---------- MATERIAL SUPPLIED

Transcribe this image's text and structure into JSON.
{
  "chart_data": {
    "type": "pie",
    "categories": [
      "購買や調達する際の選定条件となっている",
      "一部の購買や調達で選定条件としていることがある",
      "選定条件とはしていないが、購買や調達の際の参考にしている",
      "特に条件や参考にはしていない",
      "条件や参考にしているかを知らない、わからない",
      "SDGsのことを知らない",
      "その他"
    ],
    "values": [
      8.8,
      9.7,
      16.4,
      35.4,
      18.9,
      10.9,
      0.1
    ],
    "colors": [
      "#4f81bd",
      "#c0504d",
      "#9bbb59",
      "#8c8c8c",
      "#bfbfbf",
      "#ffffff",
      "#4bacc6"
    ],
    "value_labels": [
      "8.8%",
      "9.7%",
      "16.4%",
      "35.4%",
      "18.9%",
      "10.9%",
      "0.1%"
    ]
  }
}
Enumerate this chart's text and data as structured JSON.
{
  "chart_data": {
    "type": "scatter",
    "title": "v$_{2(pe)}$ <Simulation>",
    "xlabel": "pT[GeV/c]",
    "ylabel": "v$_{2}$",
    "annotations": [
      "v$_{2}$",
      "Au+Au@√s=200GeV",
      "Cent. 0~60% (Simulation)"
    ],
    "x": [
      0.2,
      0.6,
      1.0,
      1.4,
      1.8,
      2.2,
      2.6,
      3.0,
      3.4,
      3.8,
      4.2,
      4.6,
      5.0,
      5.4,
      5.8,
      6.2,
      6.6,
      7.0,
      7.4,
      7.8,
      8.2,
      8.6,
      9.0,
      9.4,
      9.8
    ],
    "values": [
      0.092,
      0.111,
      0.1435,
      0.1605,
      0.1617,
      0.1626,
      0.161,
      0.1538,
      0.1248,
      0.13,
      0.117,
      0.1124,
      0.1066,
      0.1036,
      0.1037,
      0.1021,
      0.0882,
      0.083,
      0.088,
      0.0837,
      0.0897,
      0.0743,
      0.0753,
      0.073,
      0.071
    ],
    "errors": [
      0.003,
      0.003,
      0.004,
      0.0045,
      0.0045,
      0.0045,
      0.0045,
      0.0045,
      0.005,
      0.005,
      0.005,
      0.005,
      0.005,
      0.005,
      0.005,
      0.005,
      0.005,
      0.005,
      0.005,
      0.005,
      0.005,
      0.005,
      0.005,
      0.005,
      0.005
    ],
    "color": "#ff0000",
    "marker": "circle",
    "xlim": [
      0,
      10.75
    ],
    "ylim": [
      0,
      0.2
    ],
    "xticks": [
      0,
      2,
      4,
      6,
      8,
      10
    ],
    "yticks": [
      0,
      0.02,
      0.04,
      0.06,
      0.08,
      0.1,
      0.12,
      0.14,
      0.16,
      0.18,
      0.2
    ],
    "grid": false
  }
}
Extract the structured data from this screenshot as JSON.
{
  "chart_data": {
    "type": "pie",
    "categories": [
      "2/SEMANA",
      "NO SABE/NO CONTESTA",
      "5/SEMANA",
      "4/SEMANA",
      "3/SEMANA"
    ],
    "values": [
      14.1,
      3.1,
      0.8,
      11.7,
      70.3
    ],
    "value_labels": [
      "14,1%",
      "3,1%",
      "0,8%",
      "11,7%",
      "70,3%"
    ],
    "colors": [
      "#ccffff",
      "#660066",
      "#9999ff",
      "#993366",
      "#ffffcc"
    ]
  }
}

--------------------

● INSTRUCTIONS TO FOLLOW: In the data above, tally the lines holding "this" and answer with the figure only.

● EXERCISE ANSWER: 3